## [STATED TASK]
Every line below that mentions the word "woman" should be copied out.

Stored data

start

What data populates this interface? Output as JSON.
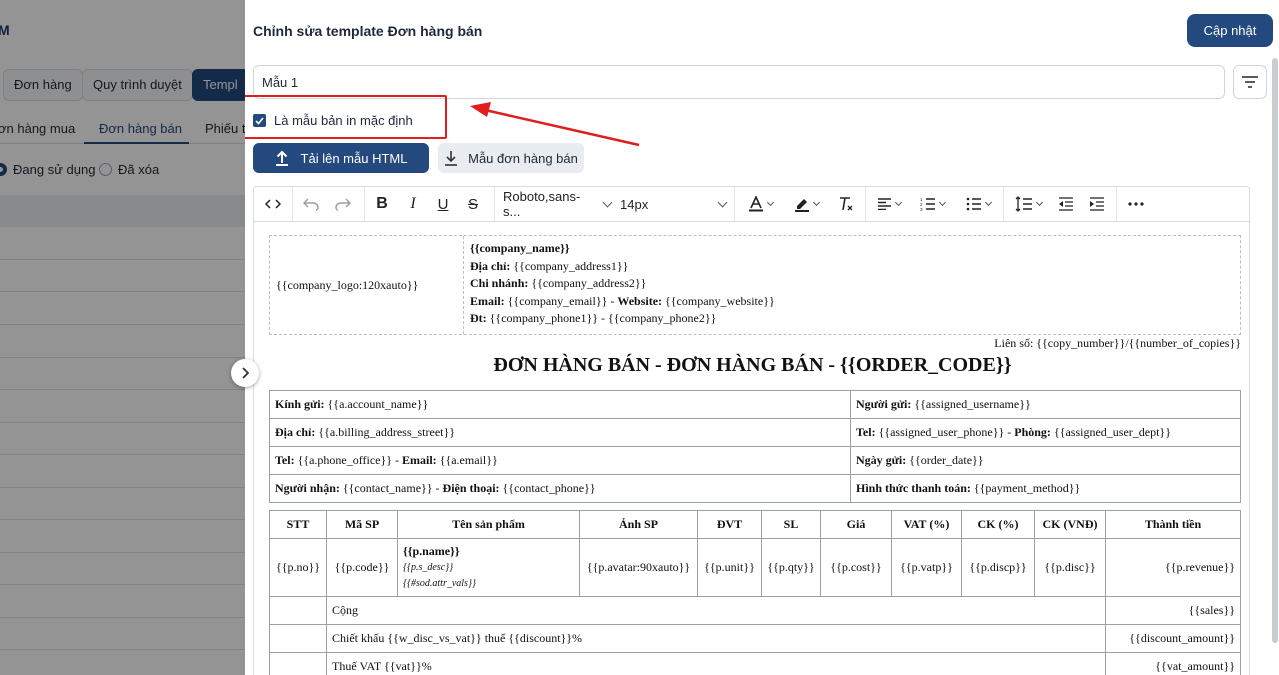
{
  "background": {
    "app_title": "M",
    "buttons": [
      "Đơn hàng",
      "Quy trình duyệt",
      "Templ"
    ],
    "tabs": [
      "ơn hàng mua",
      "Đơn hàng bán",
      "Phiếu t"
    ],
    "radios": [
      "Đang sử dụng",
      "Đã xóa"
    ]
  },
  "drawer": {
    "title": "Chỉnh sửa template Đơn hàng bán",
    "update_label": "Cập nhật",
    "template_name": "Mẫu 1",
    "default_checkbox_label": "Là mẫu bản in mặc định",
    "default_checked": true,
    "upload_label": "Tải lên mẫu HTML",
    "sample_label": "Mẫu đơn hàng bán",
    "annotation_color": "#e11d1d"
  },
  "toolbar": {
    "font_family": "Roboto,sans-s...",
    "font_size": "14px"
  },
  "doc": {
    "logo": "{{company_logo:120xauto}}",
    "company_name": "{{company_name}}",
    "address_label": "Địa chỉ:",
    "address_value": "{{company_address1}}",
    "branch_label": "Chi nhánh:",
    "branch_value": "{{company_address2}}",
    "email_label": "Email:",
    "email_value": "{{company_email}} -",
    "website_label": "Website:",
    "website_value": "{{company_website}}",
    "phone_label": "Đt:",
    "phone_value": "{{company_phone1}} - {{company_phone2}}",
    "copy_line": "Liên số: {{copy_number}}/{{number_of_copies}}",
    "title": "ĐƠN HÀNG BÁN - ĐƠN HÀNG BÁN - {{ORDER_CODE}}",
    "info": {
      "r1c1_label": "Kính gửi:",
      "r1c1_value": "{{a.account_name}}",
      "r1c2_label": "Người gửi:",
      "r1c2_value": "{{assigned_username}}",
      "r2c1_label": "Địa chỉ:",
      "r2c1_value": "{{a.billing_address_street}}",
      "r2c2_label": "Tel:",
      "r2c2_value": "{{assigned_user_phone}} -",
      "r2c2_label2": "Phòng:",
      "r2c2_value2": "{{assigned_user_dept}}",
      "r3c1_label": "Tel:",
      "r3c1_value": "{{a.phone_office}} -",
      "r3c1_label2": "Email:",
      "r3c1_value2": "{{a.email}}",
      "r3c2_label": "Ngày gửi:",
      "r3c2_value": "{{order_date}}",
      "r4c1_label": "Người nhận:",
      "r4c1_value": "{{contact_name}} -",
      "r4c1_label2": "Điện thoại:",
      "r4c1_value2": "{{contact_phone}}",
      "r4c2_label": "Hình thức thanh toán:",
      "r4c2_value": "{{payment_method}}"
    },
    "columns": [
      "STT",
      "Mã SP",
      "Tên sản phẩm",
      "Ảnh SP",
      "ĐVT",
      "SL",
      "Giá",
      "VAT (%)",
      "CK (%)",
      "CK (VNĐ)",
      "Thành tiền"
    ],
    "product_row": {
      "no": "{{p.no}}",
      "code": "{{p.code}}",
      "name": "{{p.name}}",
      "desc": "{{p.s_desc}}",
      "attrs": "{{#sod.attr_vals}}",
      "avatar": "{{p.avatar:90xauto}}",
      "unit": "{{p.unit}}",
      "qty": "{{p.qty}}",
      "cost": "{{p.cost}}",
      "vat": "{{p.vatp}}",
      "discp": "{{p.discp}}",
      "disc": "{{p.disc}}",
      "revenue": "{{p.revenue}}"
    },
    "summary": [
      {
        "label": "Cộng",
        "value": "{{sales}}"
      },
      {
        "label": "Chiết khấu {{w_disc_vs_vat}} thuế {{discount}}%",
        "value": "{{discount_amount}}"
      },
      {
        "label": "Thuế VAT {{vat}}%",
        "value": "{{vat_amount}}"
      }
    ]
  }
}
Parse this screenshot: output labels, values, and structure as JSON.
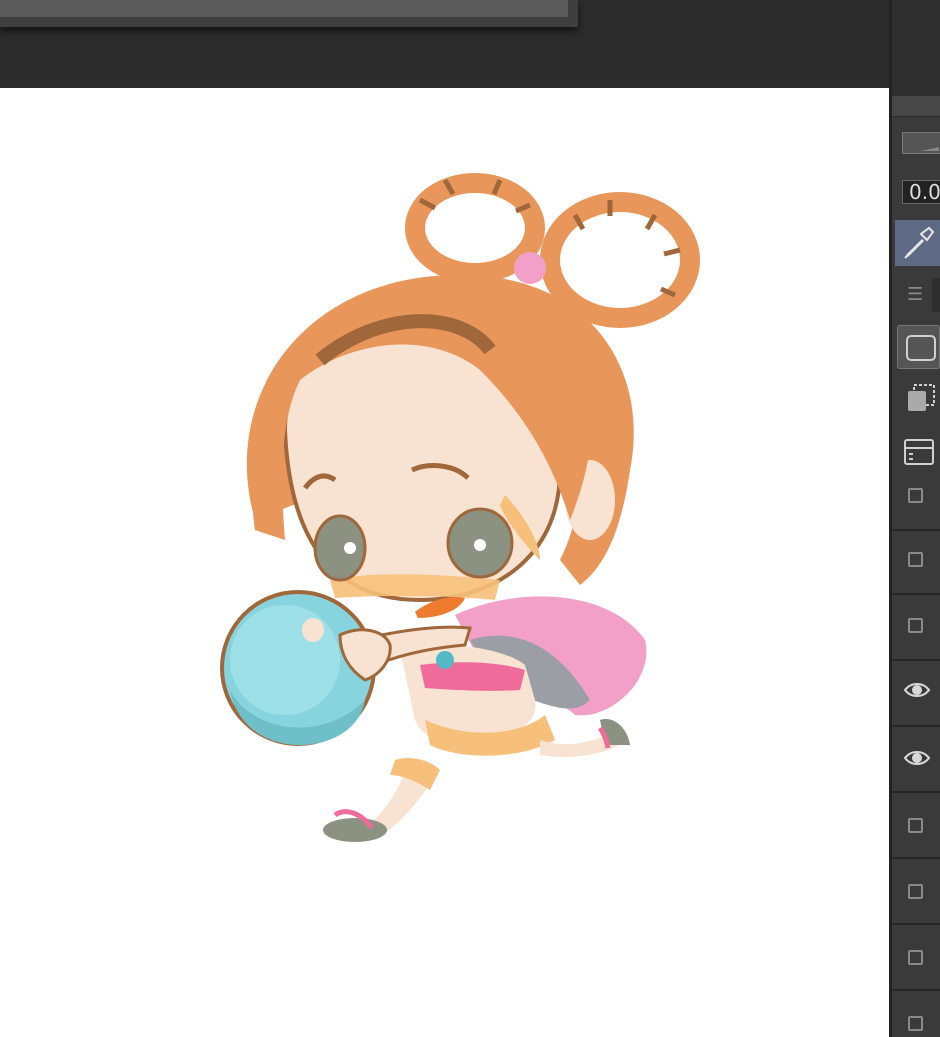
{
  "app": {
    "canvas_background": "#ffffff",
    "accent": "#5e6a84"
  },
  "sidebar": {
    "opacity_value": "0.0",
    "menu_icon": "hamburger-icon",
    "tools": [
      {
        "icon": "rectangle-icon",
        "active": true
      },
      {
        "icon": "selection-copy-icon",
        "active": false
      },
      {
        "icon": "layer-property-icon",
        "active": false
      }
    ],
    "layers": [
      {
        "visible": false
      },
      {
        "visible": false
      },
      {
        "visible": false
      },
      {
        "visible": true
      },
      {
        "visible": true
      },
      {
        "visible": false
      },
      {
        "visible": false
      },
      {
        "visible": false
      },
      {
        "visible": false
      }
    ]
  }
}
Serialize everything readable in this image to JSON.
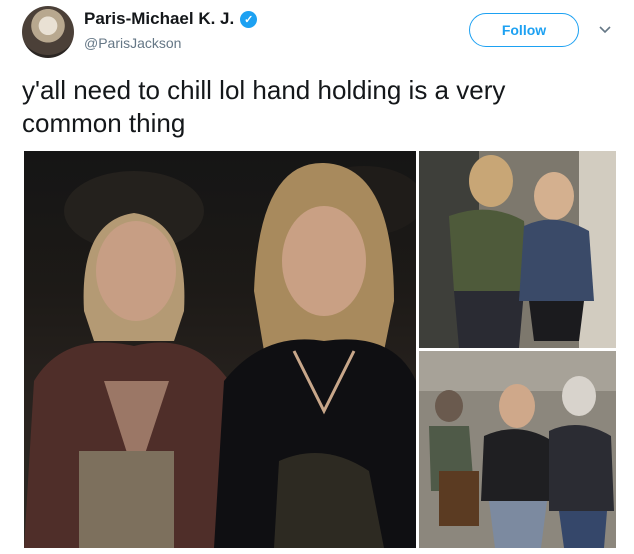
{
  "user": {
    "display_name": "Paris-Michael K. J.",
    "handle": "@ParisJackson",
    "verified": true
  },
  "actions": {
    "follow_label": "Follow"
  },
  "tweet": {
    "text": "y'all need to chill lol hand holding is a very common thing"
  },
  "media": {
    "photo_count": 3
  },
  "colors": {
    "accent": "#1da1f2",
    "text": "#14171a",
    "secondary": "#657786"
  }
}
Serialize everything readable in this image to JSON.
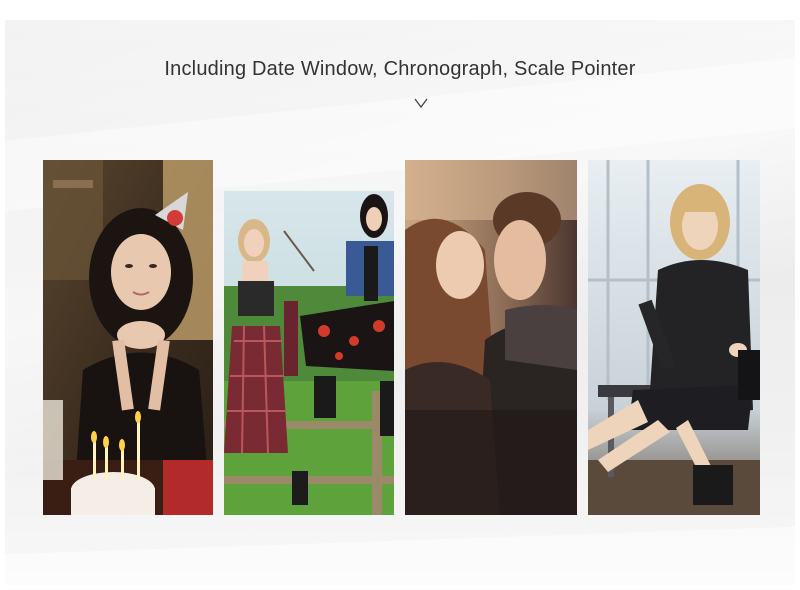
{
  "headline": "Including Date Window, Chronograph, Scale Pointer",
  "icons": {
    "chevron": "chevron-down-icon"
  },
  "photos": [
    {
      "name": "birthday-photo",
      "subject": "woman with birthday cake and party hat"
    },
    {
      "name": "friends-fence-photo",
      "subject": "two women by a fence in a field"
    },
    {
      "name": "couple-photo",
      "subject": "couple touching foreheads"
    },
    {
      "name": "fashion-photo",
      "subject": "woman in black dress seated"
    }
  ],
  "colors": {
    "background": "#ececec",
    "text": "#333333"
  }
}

end

## [FULL ANSWER]
      "subject": "woman with birthday cake and party hat"
      "subject": "woman in black dress seated"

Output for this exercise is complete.